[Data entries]
****************************************

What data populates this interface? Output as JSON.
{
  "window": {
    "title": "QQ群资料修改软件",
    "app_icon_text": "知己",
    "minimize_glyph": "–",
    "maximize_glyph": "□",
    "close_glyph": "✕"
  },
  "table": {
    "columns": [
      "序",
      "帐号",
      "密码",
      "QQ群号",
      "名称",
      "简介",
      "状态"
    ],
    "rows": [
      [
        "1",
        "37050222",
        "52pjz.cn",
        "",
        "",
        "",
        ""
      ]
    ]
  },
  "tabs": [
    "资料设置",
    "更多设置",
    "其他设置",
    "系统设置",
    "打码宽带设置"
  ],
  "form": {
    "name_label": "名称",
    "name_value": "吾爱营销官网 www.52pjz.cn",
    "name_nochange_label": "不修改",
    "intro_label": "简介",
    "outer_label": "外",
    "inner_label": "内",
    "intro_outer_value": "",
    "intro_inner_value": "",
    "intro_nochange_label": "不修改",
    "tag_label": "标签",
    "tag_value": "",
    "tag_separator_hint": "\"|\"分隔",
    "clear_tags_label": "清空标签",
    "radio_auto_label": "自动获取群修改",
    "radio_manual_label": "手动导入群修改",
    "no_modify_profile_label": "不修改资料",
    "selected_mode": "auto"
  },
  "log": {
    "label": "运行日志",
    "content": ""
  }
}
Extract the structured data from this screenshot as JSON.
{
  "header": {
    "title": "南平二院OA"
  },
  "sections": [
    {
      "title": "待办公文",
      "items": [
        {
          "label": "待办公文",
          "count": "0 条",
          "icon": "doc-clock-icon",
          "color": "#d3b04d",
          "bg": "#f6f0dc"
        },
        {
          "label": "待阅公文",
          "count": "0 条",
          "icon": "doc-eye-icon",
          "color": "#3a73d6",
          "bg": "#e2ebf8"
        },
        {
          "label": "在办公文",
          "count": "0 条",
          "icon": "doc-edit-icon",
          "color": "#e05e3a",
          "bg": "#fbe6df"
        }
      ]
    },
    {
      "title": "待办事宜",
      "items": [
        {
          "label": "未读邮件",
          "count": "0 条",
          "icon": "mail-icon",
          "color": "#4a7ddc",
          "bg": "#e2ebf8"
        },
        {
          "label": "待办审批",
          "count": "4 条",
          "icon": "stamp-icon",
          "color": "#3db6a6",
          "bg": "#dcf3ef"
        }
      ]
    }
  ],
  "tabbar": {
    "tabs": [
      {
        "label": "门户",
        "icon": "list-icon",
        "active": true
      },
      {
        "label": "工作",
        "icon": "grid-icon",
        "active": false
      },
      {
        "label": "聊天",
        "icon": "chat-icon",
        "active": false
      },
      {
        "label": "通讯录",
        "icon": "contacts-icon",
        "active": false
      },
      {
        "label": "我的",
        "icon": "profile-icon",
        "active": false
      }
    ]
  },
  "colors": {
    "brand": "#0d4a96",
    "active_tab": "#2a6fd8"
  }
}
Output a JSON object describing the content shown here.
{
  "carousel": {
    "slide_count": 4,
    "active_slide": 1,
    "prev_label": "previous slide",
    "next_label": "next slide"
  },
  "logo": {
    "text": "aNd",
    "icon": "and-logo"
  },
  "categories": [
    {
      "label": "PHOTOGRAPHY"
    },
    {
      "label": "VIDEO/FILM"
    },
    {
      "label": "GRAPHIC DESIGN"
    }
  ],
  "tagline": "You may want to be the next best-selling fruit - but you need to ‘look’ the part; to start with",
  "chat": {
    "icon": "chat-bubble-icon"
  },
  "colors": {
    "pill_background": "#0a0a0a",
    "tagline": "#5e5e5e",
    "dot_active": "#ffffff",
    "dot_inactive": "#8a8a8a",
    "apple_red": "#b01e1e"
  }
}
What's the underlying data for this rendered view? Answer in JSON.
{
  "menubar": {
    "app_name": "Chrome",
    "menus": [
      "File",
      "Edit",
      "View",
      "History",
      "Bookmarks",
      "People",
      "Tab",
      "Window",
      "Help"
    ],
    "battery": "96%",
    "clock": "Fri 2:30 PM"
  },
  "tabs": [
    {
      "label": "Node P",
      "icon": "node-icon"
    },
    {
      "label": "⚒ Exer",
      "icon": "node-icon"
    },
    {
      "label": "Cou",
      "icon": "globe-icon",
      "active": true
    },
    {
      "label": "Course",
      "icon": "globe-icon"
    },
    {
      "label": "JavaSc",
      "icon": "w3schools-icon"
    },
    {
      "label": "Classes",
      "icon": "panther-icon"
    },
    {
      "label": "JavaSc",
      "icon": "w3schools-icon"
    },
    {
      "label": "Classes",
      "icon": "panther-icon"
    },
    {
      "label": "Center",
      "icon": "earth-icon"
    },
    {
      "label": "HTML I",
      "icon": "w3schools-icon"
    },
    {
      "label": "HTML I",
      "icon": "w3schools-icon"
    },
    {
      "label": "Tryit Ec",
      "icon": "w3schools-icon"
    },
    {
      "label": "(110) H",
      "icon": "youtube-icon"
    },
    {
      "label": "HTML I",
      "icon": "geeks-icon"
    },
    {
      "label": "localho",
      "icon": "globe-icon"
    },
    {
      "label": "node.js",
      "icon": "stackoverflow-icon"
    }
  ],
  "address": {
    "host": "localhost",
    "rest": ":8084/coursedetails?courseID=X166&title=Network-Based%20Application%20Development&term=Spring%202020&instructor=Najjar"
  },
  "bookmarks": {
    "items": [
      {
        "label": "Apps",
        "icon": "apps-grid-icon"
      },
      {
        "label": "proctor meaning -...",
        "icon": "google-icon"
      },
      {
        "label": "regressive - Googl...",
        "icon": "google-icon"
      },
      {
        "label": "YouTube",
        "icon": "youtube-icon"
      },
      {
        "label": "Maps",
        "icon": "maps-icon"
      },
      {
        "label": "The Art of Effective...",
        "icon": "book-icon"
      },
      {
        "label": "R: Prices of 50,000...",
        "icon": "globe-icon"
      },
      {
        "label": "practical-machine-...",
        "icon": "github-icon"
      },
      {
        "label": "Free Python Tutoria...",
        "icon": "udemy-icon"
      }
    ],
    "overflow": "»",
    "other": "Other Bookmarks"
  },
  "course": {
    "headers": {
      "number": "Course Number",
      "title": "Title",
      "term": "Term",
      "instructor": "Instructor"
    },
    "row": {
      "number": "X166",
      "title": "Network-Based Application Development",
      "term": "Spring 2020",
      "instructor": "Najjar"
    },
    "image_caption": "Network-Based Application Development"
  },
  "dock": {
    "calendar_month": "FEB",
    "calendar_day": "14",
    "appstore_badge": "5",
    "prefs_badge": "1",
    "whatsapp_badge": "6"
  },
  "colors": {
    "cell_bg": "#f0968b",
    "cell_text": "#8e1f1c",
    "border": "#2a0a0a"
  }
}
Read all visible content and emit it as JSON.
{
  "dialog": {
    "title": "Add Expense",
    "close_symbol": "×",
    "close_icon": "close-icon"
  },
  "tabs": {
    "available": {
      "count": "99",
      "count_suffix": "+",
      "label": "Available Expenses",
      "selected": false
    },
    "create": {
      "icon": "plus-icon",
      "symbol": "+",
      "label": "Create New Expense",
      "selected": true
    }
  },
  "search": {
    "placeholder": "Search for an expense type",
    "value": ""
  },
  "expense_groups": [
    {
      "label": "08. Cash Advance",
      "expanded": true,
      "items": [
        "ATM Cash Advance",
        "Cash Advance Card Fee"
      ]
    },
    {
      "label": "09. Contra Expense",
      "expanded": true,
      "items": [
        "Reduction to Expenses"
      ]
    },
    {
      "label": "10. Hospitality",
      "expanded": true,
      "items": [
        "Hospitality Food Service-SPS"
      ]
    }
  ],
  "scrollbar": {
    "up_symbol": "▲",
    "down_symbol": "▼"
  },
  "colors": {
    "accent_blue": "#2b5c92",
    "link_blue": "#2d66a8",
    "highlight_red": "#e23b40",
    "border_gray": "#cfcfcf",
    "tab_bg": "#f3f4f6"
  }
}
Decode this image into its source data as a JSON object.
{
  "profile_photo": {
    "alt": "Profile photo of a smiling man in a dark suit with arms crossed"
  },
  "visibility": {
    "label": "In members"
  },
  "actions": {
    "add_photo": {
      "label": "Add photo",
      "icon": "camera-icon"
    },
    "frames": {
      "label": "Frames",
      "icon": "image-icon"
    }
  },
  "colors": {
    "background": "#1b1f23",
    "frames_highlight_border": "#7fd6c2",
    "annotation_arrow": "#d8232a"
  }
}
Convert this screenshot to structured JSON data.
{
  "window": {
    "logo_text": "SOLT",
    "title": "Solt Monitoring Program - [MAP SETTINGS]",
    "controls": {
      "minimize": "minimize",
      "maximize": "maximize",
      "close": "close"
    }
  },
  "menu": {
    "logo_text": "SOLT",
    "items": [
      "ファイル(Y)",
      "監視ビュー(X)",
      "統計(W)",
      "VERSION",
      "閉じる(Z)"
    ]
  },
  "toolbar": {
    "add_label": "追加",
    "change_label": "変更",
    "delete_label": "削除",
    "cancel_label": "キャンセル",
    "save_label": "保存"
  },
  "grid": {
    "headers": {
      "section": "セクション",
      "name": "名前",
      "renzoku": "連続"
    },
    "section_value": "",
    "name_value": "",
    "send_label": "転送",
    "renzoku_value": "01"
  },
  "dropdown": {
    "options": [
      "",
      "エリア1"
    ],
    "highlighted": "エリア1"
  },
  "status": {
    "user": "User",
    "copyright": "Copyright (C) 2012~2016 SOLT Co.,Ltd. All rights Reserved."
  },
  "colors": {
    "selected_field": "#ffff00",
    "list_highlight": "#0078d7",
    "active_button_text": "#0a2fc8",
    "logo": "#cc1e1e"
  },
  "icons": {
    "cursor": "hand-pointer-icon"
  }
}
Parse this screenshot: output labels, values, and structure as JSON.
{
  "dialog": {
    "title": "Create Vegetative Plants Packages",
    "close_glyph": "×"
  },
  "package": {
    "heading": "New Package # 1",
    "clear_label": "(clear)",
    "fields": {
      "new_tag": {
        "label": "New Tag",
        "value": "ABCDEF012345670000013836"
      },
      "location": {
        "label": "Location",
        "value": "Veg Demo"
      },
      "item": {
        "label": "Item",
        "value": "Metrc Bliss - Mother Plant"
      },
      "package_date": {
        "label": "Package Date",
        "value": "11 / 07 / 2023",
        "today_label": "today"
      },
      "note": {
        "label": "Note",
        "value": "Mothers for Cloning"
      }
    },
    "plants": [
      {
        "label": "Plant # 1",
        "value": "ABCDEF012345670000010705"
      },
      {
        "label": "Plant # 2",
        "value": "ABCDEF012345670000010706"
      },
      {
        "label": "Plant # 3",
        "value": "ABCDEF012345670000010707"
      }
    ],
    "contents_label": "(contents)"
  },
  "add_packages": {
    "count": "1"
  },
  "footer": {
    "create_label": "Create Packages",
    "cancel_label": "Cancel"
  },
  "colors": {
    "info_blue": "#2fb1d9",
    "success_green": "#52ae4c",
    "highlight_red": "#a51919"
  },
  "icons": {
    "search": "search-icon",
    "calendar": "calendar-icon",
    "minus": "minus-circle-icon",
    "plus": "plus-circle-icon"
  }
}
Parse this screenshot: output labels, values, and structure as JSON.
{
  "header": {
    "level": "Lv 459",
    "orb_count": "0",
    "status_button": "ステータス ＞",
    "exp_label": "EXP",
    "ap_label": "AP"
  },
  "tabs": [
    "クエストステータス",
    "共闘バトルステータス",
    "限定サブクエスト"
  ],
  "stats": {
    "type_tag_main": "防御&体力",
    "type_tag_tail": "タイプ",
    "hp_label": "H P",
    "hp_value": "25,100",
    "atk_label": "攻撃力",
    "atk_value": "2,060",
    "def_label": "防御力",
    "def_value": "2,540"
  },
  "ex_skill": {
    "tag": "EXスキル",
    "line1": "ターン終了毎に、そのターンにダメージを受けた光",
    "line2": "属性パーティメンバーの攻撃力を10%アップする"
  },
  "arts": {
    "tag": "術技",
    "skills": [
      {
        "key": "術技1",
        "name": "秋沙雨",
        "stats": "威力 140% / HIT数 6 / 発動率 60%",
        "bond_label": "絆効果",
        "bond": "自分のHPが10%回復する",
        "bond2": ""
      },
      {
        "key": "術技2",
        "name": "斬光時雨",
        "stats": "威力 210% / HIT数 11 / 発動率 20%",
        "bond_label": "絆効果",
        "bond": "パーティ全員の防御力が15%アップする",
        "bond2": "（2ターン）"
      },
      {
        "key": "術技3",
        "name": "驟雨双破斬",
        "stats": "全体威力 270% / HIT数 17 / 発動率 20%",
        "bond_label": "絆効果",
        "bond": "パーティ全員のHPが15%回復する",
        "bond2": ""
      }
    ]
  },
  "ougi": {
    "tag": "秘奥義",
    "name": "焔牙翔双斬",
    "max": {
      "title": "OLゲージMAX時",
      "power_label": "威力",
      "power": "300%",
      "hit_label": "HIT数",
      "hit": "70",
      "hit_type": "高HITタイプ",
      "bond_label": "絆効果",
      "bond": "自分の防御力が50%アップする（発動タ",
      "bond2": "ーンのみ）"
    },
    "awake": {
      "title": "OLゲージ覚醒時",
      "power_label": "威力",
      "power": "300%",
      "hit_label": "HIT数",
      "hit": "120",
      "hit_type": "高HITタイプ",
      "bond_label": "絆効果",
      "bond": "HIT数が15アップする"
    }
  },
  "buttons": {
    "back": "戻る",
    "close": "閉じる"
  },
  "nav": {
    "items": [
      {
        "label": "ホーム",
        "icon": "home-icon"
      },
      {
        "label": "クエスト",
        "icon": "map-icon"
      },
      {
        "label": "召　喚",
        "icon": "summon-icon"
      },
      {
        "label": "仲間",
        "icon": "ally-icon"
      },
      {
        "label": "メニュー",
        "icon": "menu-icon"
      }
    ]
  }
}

****************************************

_Exercise aim_
Pull out the lines above in which the word "Advance" appears.

_Answer_
      "label": "08. Cash Advance",
        "ATM Cash Advance",
        "Cash Advance Card Fee"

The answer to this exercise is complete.